- [EXERCISE TASK] What follows is a listing. Return every line of it exactly.

- [PROVIDED ENTRIES]
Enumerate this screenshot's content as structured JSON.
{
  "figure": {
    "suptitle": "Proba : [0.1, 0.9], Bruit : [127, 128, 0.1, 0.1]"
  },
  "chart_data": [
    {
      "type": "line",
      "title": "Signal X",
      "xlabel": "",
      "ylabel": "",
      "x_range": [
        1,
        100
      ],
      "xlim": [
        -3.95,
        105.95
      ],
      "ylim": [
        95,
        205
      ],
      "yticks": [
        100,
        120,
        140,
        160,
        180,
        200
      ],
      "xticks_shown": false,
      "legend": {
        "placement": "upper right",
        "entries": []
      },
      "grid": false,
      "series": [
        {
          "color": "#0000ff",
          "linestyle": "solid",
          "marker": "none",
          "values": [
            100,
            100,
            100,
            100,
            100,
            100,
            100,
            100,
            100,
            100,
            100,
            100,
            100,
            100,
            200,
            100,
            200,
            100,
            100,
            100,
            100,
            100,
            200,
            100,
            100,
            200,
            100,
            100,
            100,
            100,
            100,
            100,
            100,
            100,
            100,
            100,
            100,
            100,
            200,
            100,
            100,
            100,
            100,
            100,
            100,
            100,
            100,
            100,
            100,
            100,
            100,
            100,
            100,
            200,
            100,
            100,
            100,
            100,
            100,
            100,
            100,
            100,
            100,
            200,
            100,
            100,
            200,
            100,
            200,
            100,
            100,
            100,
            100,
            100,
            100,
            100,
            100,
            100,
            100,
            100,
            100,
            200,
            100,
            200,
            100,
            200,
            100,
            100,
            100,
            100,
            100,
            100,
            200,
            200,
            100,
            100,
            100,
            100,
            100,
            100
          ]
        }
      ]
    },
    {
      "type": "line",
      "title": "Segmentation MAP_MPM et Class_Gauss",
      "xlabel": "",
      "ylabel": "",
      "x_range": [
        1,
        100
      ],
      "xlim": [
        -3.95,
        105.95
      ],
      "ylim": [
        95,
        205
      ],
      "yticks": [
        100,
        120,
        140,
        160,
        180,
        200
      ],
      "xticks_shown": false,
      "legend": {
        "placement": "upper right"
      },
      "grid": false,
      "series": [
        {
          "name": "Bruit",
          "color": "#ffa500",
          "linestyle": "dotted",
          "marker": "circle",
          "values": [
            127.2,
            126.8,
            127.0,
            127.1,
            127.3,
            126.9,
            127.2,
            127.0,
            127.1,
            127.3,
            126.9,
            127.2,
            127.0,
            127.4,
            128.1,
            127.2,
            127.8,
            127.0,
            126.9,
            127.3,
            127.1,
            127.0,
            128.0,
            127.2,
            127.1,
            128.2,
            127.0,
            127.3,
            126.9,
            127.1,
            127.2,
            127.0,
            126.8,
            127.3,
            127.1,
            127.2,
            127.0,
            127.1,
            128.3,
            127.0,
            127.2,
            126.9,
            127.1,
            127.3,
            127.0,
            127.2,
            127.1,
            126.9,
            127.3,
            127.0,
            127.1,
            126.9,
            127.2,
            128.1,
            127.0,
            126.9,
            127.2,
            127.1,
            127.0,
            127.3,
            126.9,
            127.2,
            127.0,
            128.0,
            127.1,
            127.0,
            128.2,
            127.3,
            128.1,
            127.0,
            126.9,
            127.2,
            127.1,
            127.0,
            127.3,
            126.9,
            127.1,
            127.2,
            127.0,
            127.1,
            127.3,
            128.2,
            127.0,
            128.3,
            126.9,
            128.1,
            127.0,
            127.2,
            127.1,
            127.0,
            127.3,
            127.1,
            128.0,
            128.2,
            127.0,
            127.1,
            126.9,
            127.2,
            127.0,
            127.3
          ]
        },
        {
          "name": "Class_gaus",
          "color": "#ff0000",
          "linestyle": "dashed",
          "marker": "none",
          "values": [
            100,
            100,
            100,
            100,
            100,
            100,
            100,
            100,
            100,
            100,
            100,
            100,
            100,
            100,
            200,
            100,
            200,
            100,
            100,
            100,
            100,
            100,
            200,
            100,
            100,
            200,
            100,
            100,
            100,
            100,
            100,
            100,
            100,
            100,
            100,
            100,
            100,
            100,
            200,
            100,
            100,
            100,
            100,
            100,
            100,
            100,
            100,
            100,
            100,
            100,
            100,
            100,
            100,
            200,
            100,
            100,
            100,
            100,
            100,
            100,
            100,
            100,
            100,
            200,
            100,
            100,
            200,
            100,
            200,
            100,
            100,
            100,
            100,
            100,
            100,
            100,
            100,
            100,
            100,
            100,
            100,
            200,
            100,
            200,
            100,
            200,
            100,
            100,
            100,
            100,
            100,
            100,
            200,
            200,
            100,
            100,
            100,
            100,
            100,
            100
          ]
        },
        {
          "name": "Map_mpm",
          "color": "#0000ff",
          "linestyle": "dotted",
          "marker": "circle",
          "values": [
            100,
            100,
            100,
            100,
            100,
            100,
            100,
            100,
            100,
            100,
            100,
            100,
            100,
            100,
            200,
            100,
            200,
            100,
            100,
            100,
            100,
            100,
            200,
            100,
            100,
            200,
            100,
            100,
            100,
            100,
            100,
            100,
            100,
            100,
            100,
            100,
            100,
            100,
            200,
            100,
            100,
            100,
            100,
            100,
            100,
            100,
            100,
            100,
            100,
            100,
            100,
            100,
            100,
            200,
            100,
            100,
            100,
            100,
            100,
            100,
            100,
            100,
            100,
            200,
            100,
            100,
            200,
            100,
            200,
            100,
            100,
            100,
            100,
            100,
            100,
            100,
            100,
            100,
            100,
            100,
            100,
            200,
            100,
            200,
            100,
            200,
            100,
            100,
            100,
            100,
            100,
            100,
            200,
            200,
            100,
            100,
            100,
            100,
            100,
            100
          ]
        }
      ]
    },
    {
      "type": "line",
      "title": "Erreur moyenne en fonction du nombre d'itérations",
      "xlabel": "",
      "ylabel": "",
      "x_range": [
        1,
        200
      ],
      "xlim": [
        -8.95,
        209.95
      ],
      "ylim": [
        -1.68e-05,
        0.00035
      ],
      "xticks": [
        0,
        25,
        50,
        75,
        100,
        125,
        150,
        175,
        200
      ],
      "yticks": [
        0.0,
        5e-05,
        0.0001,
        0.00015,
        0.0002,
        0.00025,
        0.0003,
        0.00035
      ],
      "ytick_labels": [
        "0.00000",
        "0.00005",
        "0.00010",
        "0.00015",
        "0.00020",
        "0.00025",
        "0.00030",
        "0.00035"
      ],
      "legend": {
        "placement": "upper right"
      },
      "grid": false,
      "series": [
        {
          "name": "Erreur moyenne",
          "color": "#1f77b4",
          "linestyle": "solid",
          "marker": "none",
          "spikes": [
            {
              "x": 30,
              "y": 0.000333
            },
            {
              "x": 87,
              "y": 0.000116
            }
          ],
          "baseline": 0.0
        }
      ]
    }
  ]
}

- [FINAL ANSWER]
Enumerate this screenshot's content as structured JSON.
{
  "figure": {
    "suptitle": "Proba : [0.1, 0.9], Bruit : [127, 128, 0.1, 0.1]"
  },
  "chart_data": [
    {
      "type": "line",
      "title": "Signal X",
      "xlabel": "",
      "ylabel": "",
      "x_range": [
        1,
        100
      ],
      "xlim": [
        -3.95,
        105.95
      ],
      "ylim": [
        95,
        205
      ],
      "yticks": [
        100,
        120,
        140,
        160,
        180,
        200
      ],
      "xticks_shown": false,
      "legend": {
        "placement": "upper right",
        "entries": []
      },
      "grid": false,
      "series": [
        {
          "color": "#0000ff",
          "linestyle": "solid",
          "marker": "none",
          "values": [
            100,
            100,
            100,
            100,
            100,
            100,
            100,
            100,
            100,
            100,
            100,
            100,
            100,
            100,
            200,
            100,
            200,
            100,
            100,
            100,
            100,
            100,
            200,
            100,
            100,
            200,
            100,
            100,
            100,
            100,
            100,
            100,
            100,
            100,
            100,
            100,
            100,
            100,
            200,
            100,
            100,
            100,
            100,
            100,
            100,
            100,
            100,
            100,
            100,
            100,
            100,
            100,
            100,
            200,
            100,
            100,
            100,
            100,
            100,
            100,
            100,
            100,
            100,
            200,
            100,
            100,
            200,
            100,
            200,
            100,
            100,
            100,
            100,
            100,
            100,
            100,
            100,
            100,
            100,
            100,
            100,
            200,
            100,
            200,
            100,
            200,
            100,
            100,
            100,
            100,
            100,
            100,
            200,
            200,
            100,
            100,
            100,
            100,
            100,
            100
          ]
        }
      ]
    },
    {
      "type": "line",
      "title": "Segmentation MAP_MPM et Class_Gauss",
      "xlabel": "",
      "ylabel": "",
      "x_range": [
        1,
        100
      ],
      "xlim": [
        -3.95,
        105.95
      ],
      "ylim": [
        95,
        205
      ],
      "yticks": [
        100,
        120,
        140,
        160,
        180,
        200
      ],
      "xticks_shown": false,
      "legend": {
        "placement": "upper right"
      },
      "grid": false,
      "series": [
        {
          "name": "Bruit",
          "color": "#ffa500",
          "linestyle": "dotted",
          "marker": "circle",
          "values": [
            127.2,
            126.8,
            127.0,
            127.1,
            127.3,
            126.9,
            127.2,
            127.0,
            127.1,
            127.3,
            126.9,
            127.2,
            127.0,
            127.4,
            128.1,
            127.2,
            127.8,
            127.0,
            126.9,
            127.3,
            127.1,
            127.0,
            128.0,
            127.2,
            127.1,
            128.2,
            127.0,
            127.3,
            126.9,
            127.1,
            127.2,
            127.0,
            126.8,
            127.3,
            127.1,
            127.2,
            127.0,
            127.1,
            128.3,
            127.0,
            127.2,
            126.9,
            127.1,
            127.3,
            127.0,
            127.2,
            127.1,
            126.9,
            127.3,
            127.0,
            127.1,
            126.9,
            127.2,
            128.1,
            127.0,
            126.9,
            127.2,
            127.1,
            127.0,
            127.3,
            126.9,
            127.2,
            127.0,
            128.0,
            127.1,
            127.0,
            128.2,
            127.3,
            128.1,
            127.0,
            126.9,
            127.2,
            127.1,
            127.0,
            127.3,
            126.9,
            127.1,
            127.2,
            127.0,
            127.1,
            127.3,
            128.2,
            127.0,
            128.3,
            126.9,
            128.1,
            127.0,
            127.2,
            127.1,
            127.0,
            127.3,
            127.1,
            128.0,
            128.2,
            127.0,
            127.1,
            126.9,
            127.2,
            127.0,
            127.3
          ]
        },
        {
          "name": "Class_gaus",
          "color": "#ff0000",
          "linestyle": "dashed",
          "marker": "none",
          "values": [
            100,
            100,
            100,
            100,
            100,
            100,
            100,
            100,
            100,
            100,
            100,
            100,
            100,
            100,
            200,
            100,
            200,
            100,
            100,
            100,
            100,
            100,
            200,
            100,
            100,
            200,
            100,
            100,
            100,
            100,
            100,
            100,
            100,
            100,
            100,
            100,
            100,
            100,
            200,
            100,
            100,
            100,
            100,
            100,
            100,
            100,
            100,
            100,
            100,
            100,
            100,
            100,
            100,
            200,
            100,
            100,
            100,
            100,
            100,
            100,
            100,
            100,
            100,
            200,
            100,
            100,
            200,
            100,
            200,
            100,
            100,
            100,
            100,
            100,
            100,
            100,
            100,
            100,
            100,
            100,
            100,
            200,
            100,
            200,
            100,
            200,
            100,
            100,
            100,
            100,
            100,
            100,
            200,
            200,
            100,
            100,
            100,
            100,
            100,
            100
          ]
        },
        {
          "name": "Map_mpm",
          "color": "#0000ff",
          "linestyle": "dotted",
          "marker": "circle",
          "values": [
            100,
            100,
            100,
            100,
            100,
            100,
            100,
            100,
            100,
            100,
            100,
            100,
            100,
            100,
            200,
            100,
            200,
            100,
            100,
            100,
            100,
            100,
            200,
            100,
            100,
            200,
            100,
            100,
            100,
            100,
            100,
            100,
            100,
            100,
            100,
            100,
            100,
            100,
            200,
            100,
            100,
            100,
            100,
            100,
            100,
            100,
            100,
            100,
            100,
            100,
            100,
            100,
            100,
            200,
            100,
            100,
            100,
            100,
            100,
            100,
            100,
            100,
            100,
            200,
            100,
            100,
            200,
            100,
            200,
            100,
            100,
            100,
            100,
            100,
            100,
            100,
            100,
            100,
            100,
            100,
            100,
            200,
            100,
            200,
            100,
            200,
            100,
            100,
            100,
            100,
            100,
            100,
            200,
            200,
            100,
            100,
            100,
            100,
            100,
            100
          ]
        }
      ]
    },
    {
      "type": "line",
      "title": "Erreur moyenne en fonction du nombre d'itérations",
      "xlabel": "",
      "ylabel": "",
      "x_range": [
        1,
        200
      ],
      "xlim": [
        -8.95,
        209.95
      ],
      "ylim": [
        -1.68e-05,
        0.00035
      ],
      "xticks": [
        0,
        25,
        50,
        75,
        100,
        125,
        150,
        175,
        200
      ],
      "yticks": [
        0.0,
        5e-05,
        0.0001,
        0.00015,
        0.0002,
        0.00025,
        0.0003,
        0.00035
      ],
      "ytick_labels": [
        "0.00000",
        "0.00005",
        "0.00010",
        "0.00015",
        "0.00020",
        "0.00025",
        "0.00030",
        "0.00035"
      ],
      "legend": {
        "placement": "upper right"
      },
      "grid": false,
      "series": [
        {
          "name": "Erreur moyenne",
          "color": "#1f77b4",
          "linestyle": "solid",
          "marker": "none",
          "spikes": [
            {
              "x": 30,
              "y": 0.000333
            },
            {
              "x": 87,
              "y": 0.000116
            }
          ],
          "baseline": 0.0
        }
      ]
    }
  ]
}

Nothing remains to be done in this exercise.